_DIRECTIONS FOR THIS TASK_.
Scan the data below. Pull out each line where "World" occurs.

_ENTRIES PROVIDED_.
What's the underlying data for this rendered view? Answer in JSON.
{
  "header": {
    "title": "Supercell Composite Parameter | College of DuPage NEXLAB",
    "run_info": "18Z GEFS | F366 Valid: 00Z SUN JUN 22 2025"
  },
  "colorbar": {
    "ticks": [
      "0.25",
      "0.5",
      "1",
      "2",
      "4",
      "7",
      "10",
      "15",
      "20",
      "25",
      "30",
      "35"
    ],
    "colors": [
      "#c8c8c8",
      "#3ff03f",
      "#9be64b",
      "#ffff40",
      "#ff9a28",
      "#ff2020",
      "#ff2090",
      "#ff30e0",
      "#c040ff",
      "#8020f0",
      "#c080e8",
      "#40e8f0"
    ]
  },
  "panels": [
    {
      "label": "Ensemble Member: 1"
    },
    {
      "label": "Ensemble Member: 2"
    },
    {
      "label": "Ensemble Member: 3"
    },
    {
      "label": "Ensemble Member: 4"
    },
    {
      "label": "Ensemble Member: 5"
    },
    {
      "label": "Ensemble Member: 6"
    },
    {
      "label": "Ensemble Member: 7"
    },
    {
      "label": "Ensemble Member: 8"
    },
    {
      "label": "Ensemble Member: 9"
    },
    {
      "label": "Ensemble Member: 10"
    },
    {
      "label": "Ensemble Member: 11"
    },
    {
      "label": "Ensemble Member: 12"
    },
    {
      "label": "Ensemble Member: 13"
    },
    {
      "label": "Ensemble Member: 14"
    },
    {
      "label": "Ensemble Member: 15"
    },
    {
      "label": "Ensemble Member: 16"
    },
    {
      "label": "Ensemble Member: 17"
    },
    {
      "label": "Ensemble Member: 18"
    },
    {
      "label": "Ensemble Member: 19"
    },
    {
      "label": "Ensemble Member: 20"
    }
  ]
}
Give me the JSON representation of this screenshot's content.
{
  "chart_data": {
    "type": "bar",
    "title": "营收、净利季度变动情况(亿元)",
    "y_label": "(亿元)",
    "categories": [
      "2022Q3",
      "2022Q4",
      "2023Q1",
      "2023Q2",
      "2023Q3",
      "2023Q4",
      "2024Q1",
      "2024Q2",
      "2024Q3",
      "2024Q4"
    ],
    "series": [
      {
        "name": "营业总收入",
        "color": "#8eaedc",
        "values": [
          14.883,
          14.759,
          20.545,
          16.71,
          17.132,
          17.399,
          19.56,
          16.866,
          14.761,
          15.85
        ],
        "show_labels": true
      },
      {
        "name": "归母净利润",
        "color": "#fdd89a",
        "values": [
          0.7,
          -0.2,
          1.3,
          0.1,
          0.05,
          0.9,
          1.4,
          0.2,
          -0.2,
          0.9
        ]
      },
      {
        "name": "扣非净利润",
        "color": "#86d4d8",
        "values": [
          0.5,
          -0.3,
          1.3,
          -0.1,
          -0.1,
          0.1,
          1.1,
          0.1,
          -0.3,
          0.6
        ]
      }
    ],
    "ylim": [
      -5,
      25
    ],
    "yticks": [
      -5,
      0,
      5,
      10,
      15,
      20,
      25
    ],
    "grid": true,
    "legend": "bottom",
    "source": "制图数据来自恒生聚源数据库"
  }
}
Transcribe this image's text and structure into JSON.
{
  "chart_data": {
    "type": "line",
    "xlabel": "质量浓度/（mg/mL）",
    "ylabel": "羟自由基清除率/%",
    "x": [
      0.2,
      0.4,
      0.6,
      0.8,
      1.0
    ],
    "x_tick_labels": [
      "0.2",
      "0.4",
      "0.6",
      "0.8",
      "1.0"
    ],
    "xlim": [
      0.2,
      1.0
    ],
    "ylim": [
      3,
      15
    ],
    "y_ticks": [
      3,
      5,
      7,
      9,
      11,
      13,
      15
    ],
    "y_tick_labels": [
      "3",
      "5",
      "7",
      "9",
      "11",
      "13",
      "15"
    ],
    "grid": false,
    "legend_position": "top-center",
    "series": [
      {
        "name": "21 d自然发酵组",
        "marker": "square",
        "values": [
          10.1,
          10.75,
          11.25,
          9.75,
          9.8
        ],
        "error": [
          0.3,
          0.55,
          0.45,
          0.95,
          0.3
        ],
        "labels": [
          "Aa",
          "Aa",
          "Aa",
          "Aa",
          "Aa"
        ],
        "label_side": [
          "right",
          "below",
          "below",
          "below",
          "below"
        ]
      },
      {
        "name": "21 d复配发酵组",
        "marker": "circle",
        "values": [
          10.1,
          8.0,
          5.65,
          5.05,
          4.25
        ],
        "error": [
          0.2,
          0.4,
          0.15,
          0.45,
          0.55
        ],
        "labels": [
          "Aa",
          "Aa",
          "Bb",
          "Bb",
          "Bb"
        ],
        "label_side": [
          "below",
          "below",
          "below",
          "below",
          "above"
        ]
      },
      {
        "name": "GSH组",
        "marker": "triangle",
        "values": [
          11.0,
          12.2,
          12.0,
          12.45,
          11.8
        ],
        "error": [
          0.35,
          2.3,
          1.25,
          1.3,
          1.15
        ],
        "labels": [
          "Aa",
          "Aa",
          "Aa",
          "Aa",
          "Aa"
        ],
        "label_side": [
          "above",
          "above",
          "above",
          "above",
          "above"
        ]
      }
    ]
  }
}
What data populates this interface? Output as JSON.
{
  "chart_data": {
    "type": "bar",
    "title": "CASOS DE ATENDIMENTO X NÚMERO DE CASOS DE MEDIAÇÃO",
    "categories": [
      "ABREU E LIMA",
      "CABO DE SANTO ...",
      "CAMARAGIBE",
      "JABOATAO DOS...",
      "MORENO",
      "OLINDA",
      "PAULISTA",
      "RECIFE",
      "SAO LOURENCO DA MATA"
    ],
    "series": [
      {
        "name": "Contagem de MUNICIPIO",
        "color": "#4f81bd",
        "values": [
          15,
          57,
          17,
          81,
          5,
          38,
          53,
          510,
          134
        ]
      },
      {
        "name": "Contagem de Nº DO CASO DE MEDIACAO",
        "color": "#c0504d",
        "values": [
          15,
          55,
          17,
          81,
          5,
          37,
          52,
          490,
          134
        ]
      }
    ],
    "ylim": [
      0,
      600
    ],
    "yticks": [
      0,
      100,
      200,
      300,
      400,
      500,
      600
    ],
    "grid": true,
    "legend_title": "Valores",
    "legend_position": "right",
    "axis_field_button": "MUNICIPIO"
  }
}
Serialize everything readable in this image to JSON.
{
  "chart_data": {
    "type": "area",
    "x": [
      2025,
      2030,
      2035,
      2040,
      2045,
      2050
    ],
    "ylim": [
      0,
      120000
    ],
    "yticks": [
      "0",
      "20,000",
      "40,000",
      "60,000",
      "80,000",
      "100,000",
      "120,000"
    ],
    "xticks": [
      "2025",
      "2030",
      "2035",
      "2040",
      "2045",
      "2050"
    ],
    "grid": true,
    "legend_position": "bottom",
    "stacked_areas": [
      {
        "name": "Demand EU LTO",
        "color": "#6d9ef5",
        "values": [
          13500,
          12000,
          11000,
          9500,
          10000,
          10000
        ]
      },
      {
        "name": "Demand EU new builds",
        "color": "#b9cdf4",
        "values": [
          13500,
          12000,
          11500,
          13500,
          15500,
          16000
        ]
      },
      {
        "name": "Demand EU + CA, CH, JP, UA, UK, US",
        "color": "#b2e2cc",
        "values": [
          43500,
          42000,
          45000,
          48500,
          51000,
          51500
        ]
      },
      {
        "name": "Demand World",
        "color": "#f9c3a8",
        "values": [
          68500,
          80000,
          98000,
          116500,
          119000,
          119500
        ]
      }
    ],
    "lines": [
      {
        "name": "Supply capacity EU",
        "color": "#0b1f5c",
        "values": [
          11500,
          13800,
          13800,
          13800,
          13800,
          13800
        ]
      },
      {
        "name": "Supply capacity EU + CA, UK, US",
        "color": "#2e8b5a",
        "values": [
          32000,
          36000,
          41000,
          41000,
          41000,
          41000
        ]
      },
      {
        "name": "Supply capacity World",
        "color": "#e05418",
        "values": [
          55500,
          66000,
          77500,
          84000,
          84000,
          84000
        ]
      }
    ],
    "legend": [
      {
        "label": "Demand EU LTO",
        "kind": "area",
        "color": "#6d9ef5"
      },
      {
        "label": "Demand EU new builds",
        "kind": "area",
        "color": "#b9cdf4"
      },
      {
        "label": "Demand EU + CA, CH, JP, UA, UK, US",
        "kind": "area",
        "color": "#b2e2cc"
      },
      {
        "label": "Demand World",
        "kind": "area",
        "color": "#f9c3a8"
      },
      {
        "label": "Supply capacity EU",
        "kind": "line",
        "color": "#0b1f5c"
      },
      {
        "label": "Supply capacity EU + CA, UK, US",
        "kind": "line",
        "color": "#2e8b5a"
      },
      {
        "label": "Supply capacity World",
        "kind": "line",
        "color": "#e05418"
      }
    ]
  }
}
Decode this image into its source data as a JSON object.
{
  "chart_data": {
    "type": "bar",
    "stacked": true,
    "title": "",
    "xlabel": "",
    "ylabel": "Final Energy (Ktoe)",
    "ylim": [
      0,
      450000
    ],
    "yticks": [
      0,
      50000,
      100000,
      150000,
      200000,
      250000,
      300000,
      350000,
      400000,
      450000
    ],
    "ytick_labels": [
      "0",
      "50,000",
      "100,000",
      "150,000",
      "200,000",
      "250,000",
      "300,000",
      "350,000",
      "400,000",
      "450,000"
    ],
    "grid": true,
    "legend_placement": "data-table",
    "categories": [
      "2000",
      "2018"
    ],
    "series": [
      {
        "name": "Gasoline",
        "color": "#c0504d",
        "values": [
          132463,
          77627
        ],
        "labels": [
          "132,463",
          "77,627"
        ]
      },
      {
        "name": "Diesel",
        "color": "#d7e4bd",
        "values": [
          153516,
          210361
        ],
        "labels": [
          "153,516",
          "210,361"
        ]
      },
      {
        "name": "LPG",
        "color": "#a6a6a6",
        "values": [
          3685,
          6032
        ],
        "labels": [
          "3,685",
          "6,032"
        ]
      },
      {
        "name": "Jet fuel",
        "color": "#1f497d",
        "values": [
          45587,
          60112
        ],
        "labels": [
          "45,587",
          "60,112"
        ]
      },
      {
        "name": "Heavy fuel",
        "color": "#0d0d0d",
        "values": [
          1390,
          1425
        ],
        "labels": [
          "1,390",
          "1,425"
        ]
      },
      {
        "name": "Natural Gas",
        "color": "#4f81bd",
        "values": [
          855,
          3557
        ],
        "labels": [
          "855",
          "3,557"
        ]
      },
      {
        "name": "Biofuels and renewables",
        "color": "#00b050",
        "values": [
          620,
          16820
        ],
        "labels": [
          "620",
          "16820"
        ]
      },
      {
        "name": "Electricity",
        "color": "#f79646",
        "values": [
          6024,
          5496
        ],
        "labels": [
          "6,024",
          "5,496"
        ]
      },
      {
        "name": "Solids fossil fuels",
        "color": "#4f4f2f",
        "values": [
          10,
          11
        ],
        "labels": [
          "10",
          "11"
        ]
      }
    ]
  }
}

_REPLY_.
        "name": "Demand World",
        "name": "Supply capacity World",
        "label": "Demand World",
        "label": "Supply capacity World",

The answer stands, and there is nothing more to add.